(Items from a figure collection)
· · ·
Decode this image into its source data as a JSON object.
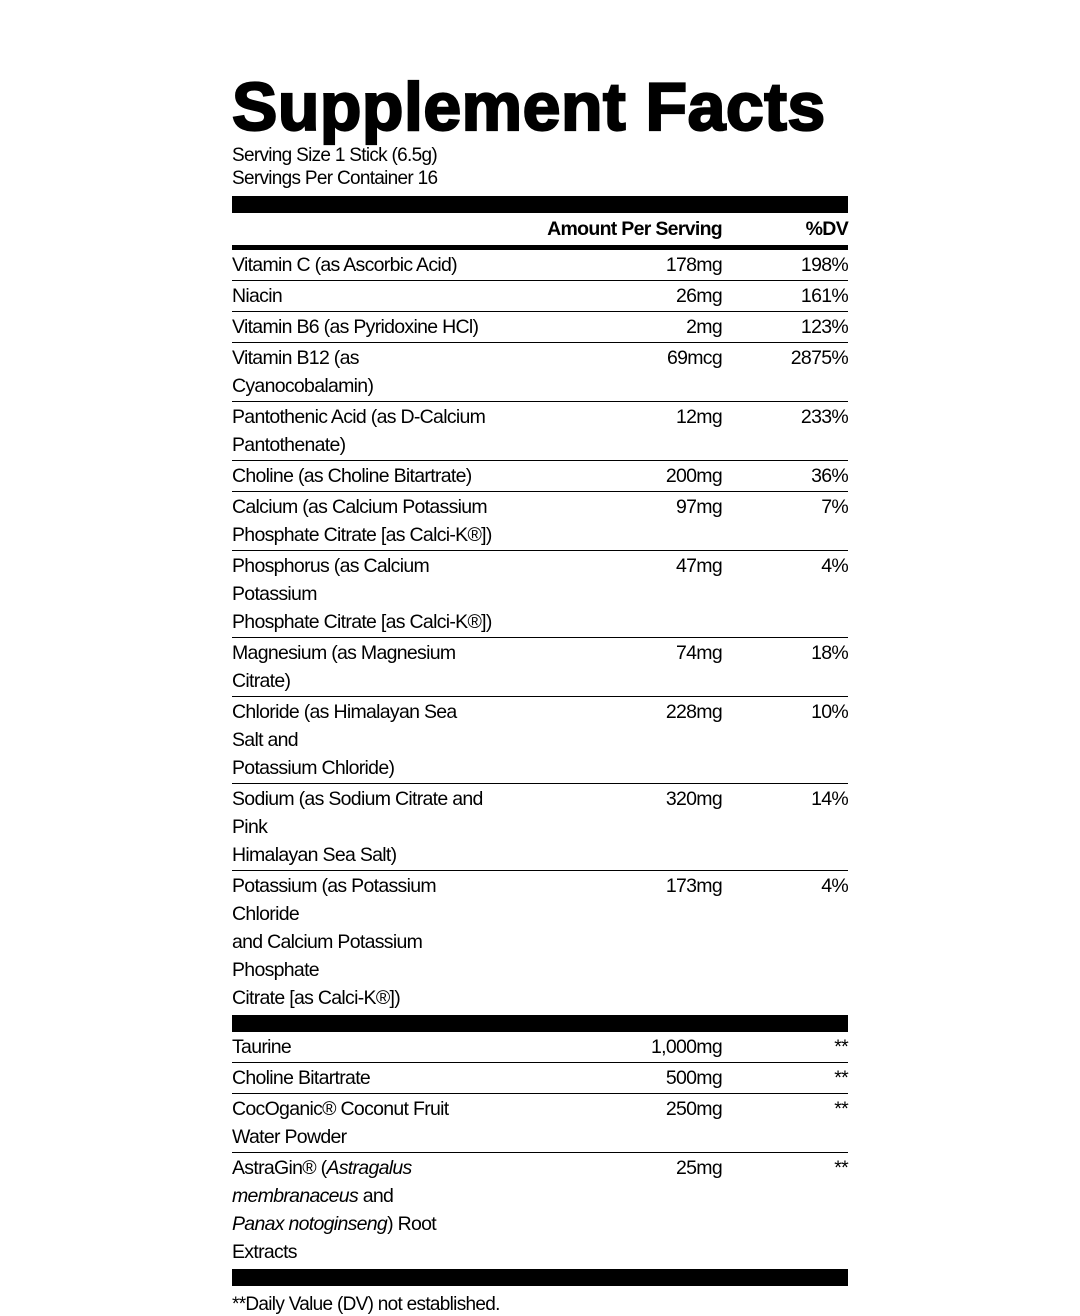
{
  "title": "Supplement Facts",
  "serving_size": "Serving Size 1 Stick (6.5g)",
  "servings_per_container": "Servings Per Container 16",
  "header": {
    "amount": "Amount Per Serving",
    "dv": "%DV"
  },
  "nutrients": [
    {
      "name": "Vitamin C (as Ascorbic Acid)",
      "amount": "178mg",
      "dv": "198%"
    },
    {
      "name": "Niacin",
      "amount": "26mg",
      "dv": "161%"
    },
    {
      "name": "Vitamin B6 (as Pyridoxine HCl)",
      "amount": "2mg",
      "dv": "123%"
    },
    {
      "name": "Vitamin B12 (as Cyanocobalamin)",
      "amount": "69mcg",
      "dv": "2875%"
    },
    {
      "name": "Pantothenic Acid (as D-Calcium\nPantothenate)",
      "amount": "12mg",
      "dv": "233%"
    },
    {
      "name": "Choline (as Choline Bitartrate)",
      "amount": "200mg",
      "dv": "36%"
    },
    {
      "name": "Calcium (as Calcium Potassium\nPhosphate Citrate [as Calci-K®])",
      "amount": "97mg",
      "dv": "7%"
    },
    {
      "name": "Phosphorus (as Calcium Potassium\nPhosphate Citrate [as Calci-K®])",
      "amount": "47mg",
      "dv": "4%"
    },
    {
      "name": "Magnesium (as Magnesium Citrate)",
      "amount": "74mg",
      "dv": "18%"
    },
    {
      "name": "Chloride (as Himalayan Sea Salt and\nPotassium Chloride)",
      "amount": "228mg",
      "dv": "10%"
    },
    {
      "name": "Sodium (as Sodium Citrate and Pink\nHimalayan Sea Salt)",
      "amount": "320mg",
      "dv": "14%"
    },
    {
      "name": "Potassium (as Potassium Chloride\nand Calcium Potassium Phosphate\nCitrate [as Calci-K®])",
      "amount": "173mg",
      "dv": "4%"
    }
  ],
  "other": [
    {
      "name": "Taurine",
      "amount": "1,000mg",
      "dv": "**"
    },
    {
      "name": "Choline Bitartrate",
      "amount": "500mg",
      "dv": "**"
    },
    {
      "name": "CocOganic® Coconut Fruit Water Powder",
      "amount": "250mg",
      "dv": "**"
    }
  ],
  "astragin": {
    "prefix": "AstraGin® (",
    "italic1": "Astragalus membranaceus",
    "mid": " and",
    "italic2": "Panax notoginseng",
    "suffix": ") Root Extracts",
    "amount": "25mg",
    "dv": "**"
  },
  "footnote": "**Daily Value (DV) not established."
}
· · ·
> _PROMPT_
List every line in the records above that contains the word "nPhosphate".

> _RESULT OF THE TASK_
      "name": "Calcium (as Calcium Potassium\nPhosphate Citrate [as Calci-K®])",
      "name": "Phosphorus (as Calcium Potassium\nPhosphate Citrate [as Calci-K®])",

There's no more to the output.